Records from a collection
■ ■ ■
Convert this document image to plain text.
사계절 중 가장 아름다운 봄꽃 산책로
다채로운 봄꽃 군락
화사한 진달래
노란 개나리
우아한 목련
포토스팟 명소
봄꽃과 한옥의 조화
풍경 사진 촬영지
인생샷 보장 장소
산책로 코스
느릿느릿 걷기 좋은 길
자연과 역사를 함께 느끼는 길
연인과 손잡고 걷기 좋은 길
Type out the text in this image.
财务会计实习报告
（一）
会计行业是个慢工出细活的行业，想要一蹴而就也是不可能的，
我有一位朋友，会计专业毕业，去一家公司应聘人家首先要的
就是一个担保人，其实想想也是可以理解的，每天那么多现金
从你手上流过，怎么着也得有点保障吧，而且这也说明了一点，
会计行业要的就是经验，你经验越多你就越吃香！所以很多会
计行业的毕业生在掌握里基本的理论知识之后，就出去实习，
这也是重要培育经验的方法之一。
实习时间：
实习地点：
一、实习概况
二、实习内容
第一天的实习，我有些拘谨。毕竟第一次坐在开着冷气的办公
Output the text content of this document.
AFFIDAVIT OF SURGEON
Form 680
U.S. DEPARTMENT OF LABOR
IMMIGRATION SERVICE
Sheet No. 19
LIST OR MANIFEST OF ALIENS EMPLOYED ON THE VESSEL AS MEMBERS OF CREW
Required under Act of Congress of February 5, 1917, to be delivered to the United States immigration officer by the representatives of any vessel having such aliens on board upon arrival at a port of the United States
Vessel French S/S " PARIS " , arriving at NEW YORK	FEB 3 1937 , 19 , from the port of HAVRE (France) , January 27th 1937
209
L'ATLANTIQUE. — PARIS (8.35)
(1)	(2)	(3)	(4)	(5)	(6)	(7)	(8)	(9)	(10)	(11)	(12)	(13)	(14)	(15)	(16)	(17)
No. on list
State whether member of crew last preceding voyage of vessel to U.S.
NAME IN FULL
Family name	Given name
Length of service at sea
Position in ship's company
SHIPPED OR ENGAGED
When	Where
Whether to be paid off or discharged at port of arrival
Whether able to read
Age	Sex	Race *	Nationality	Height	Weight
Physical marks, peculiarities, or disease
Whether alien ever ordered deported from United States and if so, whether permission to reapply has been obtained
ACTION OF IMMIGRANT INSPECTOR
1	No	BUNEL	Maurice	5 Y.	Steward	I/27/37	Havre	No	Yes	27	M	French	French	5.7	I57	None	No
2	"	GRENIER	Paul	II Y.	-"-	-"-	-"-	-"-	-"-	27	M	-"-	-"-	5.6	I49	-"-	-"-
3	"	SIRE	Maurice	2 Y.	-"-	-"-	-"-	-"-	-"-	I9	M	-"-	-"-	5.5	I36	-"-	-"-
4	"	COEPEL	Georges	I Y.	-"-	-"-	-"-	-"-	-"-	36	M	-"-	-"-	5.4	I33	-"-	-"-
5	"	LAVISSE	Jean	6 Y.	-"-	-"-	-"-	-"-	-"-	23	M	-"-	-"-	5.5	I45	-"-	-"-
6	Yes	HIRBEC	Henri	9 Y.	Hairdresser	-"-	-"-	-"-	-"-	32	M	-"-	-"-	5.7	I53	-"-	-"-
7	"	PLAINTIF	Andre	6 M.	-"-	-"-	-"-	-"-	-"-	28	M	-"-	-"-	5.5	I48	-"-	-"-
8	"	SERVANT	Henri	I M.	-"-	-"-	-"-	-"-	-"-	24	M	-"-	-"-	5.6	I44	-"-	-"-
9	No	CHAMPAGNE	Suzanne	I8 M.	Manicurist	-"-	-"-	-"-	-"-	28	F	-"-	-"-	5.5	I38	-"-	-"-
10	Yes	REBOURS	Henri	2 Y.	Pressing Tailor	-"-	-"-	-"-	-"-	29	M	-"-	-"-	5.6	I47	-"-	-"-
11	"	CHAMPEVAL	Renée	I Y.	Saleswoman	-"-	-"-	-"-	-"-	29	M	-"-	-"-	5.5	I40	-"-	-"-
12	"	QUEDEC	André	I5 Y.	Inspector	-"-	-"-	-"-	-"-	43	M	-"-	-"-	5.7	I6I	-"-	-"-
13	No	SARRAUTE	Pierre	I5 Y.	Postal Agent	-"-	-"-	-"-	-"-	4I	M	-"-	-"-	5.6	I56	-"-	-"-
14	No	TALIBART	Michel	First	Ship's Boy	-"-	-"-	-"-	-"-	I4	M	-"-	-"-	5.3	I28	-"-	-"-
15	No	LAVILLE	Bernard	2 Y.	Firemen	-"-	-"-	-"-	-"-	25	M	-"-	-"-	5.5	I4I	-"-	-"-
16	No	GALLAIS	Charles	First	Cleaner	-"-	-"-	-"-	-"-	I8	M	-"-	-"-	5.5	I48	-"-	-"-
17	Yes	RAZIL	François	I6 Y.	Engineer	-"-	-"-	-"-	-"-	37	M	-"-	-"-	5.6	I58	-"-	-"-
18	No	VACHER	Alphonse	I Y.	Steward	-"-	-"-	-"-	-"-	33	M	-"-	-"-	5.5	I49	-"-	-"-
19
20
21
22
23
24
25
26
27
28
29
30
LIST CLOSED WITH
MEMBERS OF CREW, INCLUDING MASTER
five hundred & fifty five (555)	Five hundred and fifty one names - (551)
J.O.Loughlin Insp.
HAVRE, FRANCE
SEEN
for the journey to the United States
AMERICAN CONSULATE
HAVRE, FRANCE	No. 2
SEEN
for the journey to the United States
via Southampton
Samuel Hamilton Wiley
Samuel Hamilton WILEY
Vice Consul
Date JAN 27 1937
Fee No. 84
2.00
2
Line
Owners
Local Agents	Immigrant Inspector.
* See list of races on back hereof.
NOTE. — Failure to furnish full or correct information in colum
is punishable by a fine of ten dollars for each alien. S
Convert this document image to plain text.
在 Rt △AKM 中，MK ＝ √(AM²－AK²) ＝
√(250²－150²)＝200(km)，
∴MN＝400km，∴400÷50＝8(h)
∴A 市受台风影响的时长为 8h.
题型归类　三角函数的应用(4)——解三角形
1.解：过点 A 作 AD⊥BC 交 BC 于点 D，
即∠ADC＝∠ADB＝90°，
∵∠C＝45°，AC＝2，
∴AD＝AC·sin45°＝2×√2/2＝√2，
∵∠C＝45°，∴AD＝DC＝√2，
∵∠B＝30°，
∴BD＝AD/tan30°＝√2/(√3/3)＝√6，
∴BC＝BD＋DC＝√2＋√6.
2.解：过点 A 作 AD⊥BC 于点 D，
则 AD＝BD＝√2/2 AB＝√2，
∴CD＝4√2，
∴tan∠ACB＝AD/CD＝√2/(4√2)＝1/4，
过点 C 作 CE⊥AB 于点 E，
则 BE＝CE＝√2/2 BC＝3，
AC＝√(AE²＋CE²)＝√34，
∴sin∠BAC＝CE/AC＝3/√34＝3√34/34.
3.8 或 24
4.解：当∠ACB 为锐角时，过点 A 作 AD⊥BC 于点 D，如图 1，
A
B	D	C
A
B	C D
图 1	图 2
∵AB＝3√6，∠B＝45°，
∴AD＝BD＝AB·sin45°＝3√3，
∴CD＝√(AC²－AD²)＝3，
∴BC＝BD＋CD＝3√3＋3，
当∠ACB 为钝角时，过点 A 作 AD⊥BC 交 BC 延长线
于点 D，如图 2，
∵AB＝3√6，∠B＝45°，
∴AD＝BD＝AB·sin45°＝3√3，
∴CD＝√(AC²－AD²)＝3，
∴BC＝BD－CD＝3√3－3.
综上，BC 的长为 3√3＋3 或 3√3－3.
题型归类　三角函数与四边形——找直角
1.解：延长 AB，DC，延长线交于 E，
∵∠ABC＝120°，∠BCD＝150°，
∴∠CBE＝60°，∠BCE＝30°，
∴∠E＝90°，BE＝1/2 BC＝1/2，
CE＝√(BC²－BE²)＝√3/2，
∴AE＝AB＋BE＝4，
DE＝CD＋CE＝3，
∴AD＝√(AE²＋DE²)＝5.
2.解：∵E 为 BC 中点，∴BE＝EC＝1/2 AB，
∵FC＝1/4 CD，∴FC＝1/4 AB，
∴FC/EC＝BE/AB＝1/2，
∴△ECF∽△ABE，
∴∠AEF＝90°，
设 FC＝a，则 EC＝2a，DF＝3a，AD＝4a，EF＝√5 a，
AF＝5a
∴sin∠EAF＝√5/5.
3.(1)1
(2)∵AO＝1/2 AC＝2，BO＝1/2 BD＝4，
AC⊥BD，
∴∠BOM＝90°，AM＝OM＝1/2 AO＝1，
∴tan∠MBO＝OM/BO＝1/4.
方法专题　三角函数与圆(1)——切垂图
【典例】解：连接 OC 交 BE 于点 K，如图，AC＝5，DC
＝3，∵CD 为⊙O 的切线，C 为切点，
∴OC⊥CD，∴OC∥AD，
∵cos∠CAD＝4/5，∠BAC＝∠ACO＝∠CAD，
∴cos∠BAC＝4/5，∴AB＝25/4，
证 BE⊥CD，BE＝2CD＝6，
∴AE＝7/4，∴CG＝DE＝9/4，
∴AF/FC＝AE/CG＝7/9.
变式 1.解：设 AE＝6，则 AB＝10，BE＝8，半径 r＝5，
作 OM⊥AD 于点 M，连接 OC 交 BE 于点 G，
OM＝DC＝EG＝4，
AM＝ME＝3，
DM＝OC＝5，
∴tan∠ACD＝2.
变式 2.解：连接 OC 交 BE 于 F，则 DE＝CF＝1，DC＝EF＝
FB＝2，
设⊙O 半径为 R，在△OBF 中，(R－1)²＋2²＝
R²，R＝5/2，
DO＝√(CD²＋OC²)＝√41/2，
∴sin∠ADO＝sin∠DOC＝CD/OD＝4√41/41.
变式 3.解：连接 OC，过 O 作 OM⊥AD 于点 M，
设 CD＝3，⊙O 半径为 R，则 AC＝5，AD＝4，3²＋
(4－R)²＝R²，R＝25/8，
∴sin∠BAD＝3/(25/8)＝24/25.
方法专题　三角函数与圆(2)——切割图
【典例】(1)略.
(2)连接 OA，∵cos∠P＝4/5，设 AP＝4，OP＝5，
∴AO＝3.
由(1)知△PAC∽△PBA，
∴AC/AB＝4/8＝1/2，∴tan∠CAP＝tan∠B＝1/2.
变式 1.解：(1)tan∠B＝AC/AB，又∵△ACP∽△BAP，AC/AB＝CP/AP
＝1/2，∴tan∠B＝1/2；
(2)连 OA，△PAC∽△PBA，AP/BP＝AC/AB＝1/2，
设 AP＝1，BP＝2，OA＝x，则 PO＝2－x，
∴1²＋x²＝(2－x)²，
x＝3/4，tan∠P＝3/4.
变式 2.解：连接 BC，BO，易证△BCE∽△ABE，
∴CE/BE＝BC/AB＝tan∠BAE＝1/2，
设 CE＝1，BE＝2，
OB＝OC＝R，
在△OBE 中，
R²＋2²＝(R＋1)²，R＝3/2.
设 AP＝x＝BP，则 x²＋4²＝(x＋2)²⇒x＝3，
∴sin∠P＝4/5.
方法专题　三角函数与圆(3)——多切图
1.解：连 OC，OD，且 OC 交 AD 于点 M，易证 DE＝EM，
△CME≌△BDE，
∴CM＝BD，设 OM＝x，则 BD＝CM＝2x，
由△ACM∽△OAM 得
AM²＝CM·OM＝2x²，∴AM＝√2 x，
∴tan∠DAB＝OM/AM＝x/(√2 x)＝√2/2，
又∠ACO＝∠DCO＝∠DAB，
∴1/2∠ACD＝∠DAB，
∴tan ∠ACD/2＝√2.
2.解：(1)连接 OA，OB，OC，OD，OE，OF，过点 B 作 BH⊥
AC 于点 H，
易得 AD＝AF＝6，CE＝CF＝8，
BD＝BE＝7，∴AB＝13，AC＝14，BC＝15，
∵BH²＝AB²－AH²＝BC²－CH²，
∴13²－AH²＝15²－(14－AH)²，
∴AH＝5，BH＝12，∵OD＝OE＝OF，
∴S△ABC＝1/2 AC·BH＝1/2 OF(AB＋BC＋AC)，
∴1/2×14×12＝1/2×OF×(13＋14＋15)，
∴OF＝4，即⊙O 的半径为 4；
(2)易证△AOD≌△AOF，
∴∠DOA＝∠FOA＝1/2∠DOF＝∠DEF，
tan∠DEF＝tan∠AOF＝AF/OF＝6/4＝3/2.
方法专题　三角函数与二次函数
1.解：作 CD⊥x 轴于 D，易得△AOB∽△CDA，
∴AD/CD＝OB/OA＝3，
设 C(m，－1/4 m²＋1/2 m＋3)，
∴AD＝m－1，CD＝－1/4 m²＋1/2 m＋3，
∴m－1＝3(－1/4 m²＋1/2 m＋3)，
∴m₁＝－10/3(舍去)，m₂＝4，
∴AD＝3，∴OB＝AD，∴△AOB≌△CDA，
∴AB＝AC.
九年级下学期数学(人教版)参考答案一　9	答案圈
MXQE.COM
■ ■ ■
* **Task objective**
Report how many lines in the listing include the word "方法专题". Give nothing but the count.

* **Reply to the task**
4